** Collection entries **

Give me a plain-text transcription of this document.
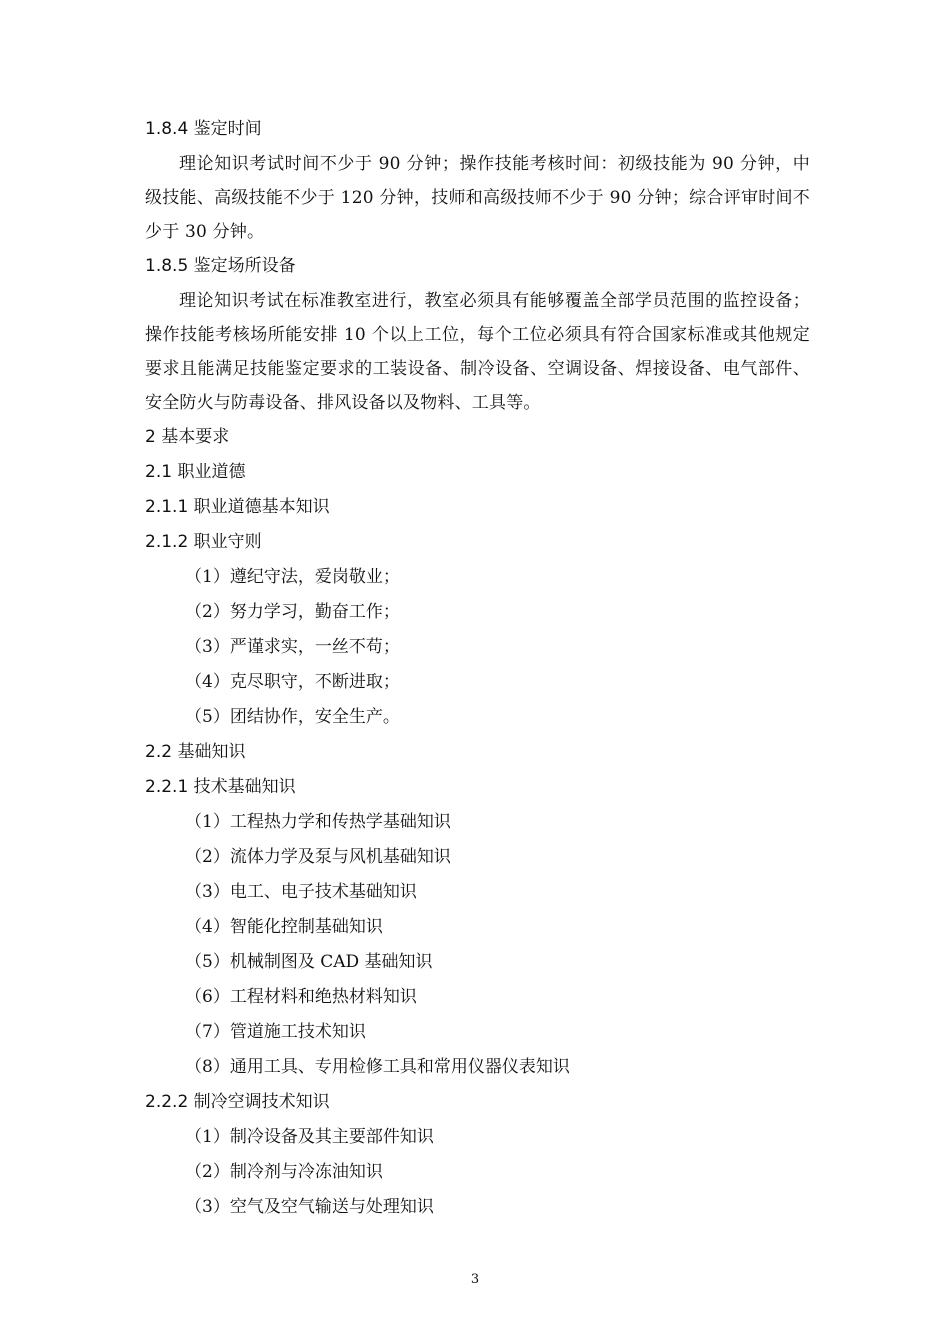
1.8.4 鉴定时间
理论知识考试时间不少于 90 分钟；操作技能考核时间：初级技能为 90 分钟，中级技能、高级技能不少于 120 分钟，技师和高级技师不少于 90 分钟；综合评审时间不少于 30 分钟。
1.8.5 鉴定场所设备
理论知识考试在标准教室进行，教室必须具有能够覆盖全部学员范围的监控设备；操作技能考核场所能安排 10 个以上工位，每个工位必须具有符合国家标准或其他规定要求且能满足技能鉴定要求的工装设备、制冷设备、空调设备、焊接设备、电气部件、安全防火与防毒设备、排风设备以及物料、工具等。
2 基本要求
2.1 职业道德
2.1.1 职业道德基本知识
2.1.2 职业守则
（1）遵纪守法，爱岗敬业；
（2）努力学习，勤奋工作；
（3）严谨求实，一丝不苟；
（4）克尽职守，不断进取；
（5）团结协作，安全生产。
2.2 基础知识
2.2.1 技术基础知识
（1）工程热力学和传热学基础知识
（2）流体力学及泵与风机基础知识
（3）电工、电子技术基础知识
（4）智能化控制基础知识
（5）机械制图及 CAD 基础知识
（6）工程材料和绝热材料知识
（7）管道施工技术知识
（8）通用工具、专用检修工具和常用仪器仪表知识
2.2.2 制冷空调技术知识
（1）制冷设备及其主要部件知识
（2）制冷剂与冷冻油知识
（3）空气及空气输送与处理知识
3
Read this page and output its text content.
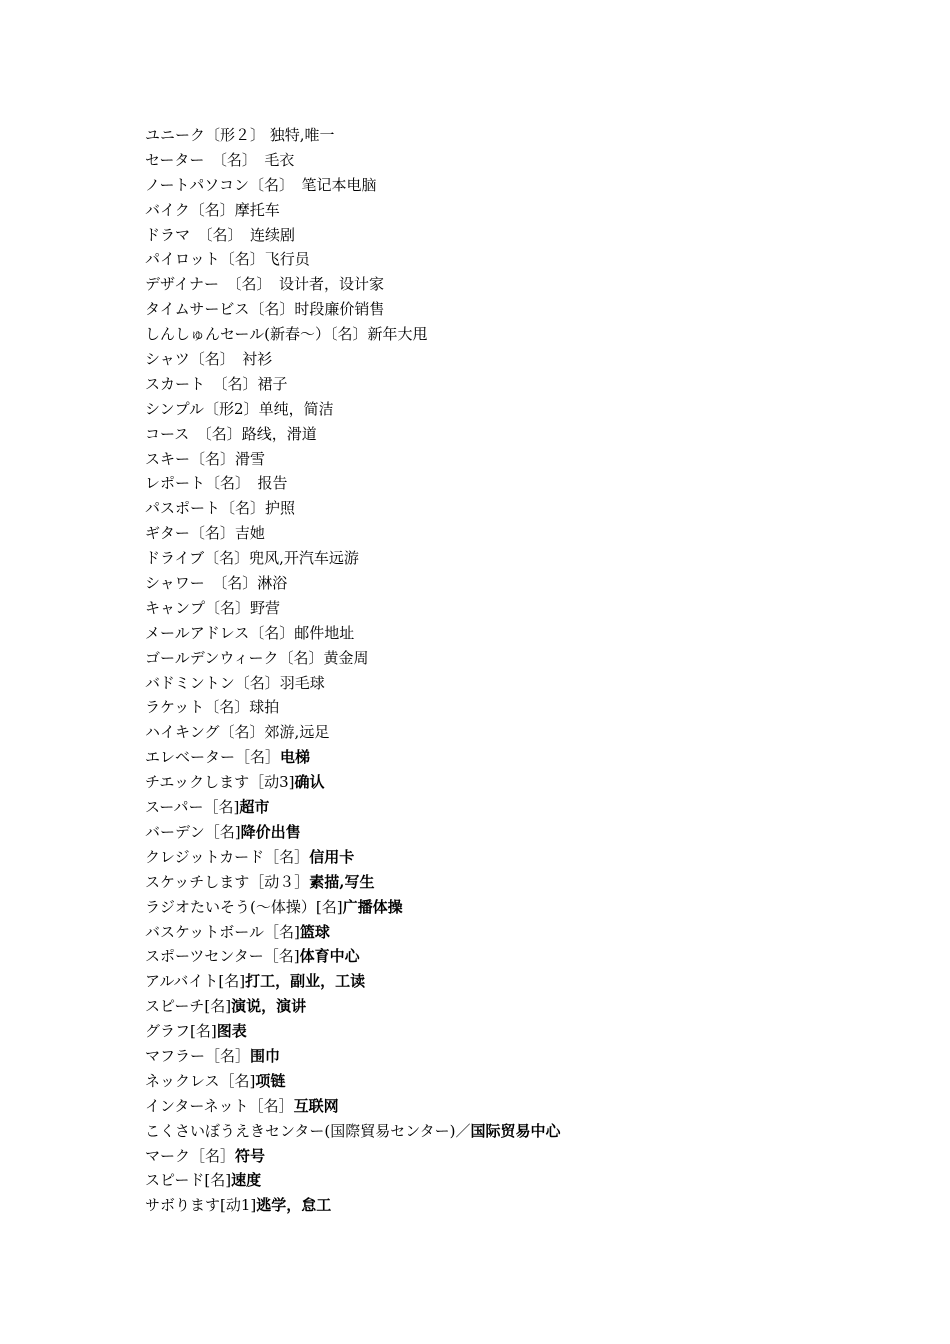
ユニーク〔形２〕 独特,唯一
セーター　〔名〕　毛衣
ノートパソコン〔名〕　笔记本电脑
バイク〔名〕摩托车
ドラマ　〔名〕　连续剧
パイロット〔名〕飞行员
デザイナー　〔名〕　设计者，设计家
タイムサービス〔名〕时段廉价销售
しんしゅんセール(新春～）〔名〕新年大甩
シャツ〔名〕　衬衫
スカート　〔名〕裙子
シンプル〔形2〕单纯，简洁
コース　〔名〕路线，滑道
スキー〔名〕滑雪
レポート〔名〕　报告
パスポート〔名〕护照
ギター〔名〕吉她
ドライブ〔名〕兜风,开汽车远游
シャワー　〔名〕淋浴
キャンプ〔名〕野营
メールアドレス〔名〕邮件地址
ゴールデンウィーク〔名〕黄金周
バドミントン〔名〕羽毛球
ラケット〔名〕球拍
ハイキング〔名〕郊游,远足
エレベーター［名］电梯
チエックします［动3]确认
スーパー［名]超市
バーデン［名]降价出售
クレジットカード［名］信用卡
スケッチします［动３］素描,写生
ラジオたいそう(～体操）[名]广播体操
バスケットボール［名]篮球
スポーツセンター［名]体育中心
アルバイト[名]打工，副业，工读
スピーチ[名]演说，演讲
グラフ[名]图表
マフラー［名］围巾
ネックレス［名]项链
インターネット［名］互联网
こくさいぼうえきセンター(国際貿易センター)／国际贸易中心
マーク［名］符号
スピード[名]速度
サボります[动1]逃学，怠工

** Written task **
Locate "Read this page and output its text content." in the entries above. Copy, exactly and only, the lines from that line to the end, leaving out the pictures.

** Correct answer **
Read this page and output its text content.
ユニーク〔形２〕 独特,唯一
セーター　〔名〕　毛衣
ノートパソコン〔名〕　笔记本电脑
バイク〔名〕摩托车
ドラマ　〔名〕　连续剧
パイロット〔名〕飞行员
デザイナー　〔名〕　设计者，设计家
タイムサービス〔名〕时段廉价销售
しんしゅんセール(新春～）〔名〕新年大甩
シャツ〔名〕　衬衫
スカート　〔名〕裙子
シンプル〔形2〕单纯，简洁
コース　〔名〕路线，滑道
スキー〔名〕滑雪
レポート〔名〕　报告
パスポート〔名〕护照
ギター〔名〕吉她
ドライブ〔名〕兜风,开汽车远游
シャワー　〔名〕淋浴
キャンプ〔名〕野营
メールアドレス〔名〕邮件地址
ゴールデンウィーク〔名〕黄金周
バドミントン〔名〕羽毛球
ラケット〔名〕球拍
ハイキング〔名〕郊游,远足
エレベーター［名］电梯
チエックします［动3]确认
スーパー［名]超市
バーデン［名]降价出售
クレジットカード［名］信用卡
スケッチします［动３］素描,写生
ラジオたいそう(～体操）[名]广播体操
バスケットボール［名]篮球
スポーツセンター［名]体育中心
アルバイト[名]打工，副业，工读
スピーチ[名]演说，演讲
グラフ[名]图表
マフラー［名］围巾
ネックレス［名]项链
インターネット［名］互联网
こくさいぼうえきセンター(国際貿易センター)／国际贸易中心
マーク［名］符号
スピード[名]速度
サボります[动1]逃学，怠工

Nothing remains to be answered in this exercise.